Exercise requirements
Drop the pictures, then extract the listing word for word.

Dataset records
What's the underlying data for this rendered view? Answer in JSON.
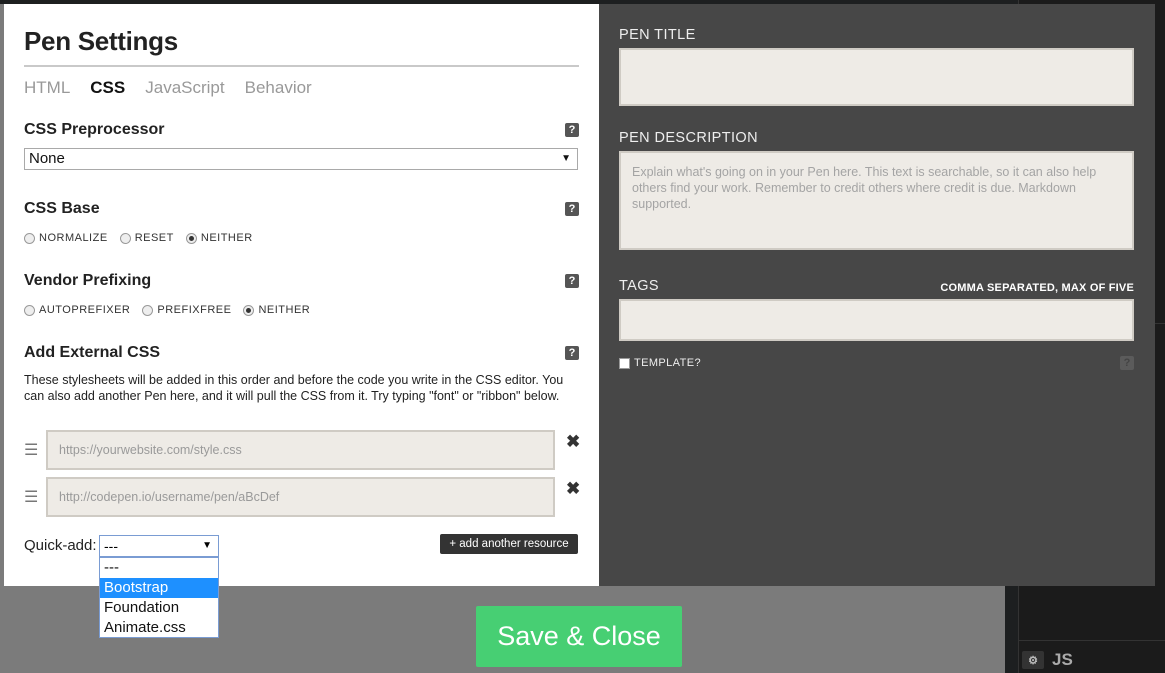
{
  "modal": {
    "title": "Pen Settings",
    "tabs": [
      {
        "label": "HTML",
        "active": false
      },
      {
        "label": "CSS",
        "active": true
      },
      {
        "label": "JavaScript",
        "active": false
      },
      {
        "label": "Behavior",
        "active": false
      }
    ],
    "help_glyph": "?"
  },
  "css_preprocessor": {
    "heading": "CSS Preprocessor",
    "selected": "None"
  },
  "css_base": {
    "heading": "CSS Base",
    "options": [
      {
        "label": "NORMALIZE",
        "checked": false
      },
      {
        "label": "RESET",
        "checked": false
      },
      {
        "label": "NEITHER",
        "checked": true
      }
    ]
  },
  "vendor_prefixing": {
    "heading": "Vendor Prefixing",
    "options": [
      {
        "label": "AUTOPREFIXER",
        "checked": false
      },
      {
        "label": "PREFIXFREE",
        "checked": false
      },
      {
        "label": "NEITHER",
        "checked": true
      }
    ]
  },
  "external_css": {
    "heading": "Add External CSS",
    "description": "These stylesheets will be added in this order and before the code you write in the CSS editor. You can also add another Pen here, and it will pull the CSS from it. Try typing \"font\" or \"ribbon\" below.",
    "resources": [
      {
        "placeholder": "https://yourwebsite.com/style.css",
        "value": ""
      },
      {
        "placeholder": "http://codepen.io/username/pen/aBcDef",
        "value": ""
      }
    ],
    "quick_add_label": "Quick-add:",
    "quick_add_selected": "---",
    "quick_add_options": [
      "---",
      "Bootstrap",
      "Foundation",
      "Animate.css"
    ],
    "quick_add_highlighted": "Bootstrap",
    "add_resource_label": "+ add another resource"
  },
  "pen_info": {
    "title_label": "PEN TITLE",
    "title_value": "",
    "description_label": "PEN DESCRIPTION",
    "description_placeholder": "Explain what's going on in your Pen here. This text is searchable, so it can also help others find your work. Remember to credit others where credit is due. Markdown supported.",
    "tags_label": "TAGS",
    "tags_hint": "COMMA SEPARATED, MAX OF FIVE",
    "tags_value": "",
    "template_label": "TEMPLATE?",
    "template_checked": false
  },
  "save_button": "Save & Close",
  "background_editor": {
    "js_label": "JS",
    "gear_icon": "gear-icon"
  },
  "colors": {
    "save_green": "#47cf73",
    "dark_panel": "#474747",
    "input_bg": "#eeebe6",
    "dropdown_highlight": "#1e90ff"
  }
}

Full answer
What's the underlying data for this rendered view? Answer in JSON.
{
  "modal": {
    "title": "Pen Settings",
    "tabs": [
      {
        "label": "HTML",
        "active": false
      },
      {
        "label": "CSS",
        "active": true
      },
      {
        "label": "JavaScript",
        "active": false
      },
      {
        "label": "Behavior",
        "active": false
      }
    ],
    "help_glyph": "?"
  },
  "css_preprocessor": {
    "heading": "CSS Preprocessor",
    "selected": "None"
  },
  "css_base": {
    "heading": "CSS Base",
    "options": [
      {
        "label": "NORMALIZE",
        "checked": false
      },
      {
        "label": "RESET",
        "checked": false
      },
      {
        "label": "NEITHER",
        "checked": true
      }
    ]
  },
  "vendor_prefixing": {
    "heading": "Vendor Prefixing",
    "options": [
      {
        "label": "AUTOPREFIXER",
        "checked": false
      },
      {
        "label": "PREFIXFREE",
        "checked": false
      },
      {
        "label": "NEITHER",
        "checked": true
      }
    ]
  },
  "external_css": {
    "heading": "Add External CSS",
    "description": "These stylesheets will be added in this order and before the code you write in the CSS editor. You can also add another Pen here, and it will pull the CSS from it. Try typing \"font\" or \"ribbon\" below.",
    "resources": [
      {
        "placeholder": "https://yourwebsite.com/style.css",
        "value": ""
      },
      {
        "placeholder": "http://codepen.io/username/pen/aBcDef",
        "value": ""
      }
    ],
    "quick_add_label": "Quick-add:",
    "quick_add_selected": "---",
    "quick_add_options": [
      "---",
      "Bootstrap",
      "Foundation",
      "Animate.css"
    ],
    "quick_add_highlighted": "Bootstrap",
    "add_resource_label": "+ add another resource"
  },
  "pen_info": {
    "title_label": "PEN TITLE",
    "title_value": "",
    "description_label": "PEN DESCRIPTION",
    "description_placeholder": "Explain what's going on in your Pen here. This text is searchable, so it can also help others find your work. Remember to credit others where credit is due. Markdown supported.",
    "tags_label": "TAGS",
    "tags_hint": "COMMA SEPARATED, MAX OF FIVE",
    "tags_value": "",
    "template_label": "TEMPLATE?",
    "template_checked": false
  },
  "save_button": "Save & Close",
  "background_editor": {
    "js_label": "JS",
    "gear_icon": "gear-icon"
  },
  "colors": {
    "save_green": "#47cf73",
    "dark_panel": "#474747",
    "input_bg": "#eeebe6",
    "dropdown_highlight": "#1e90ff"
  }
}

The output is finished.